[Opening PROVIDED DATA section]

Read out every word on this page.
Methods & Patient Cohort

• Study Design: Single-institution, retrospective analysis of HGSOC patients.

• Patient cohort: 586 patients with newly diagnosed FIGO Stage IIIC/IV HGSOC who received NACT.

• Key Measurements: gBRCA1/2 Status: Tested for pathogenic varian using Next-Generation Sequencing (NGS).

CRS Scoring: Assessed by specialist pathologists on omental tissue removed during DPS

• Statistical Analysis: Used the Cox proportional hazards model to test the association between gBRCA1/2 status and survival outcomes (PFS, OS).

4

[Closing PROVIDED DATA section]

» **BRIEF**:
Across the entries above, find the lines with the string "patients" and copy them.

» **ANSWER SPACE**:
• Study Design: Single-institution, retrospective analysis of HGSOC patients.
• Patient cohort: 586 patients with newly diagnosed FIGO Stage IIIC/IV HGSOC who received NACT.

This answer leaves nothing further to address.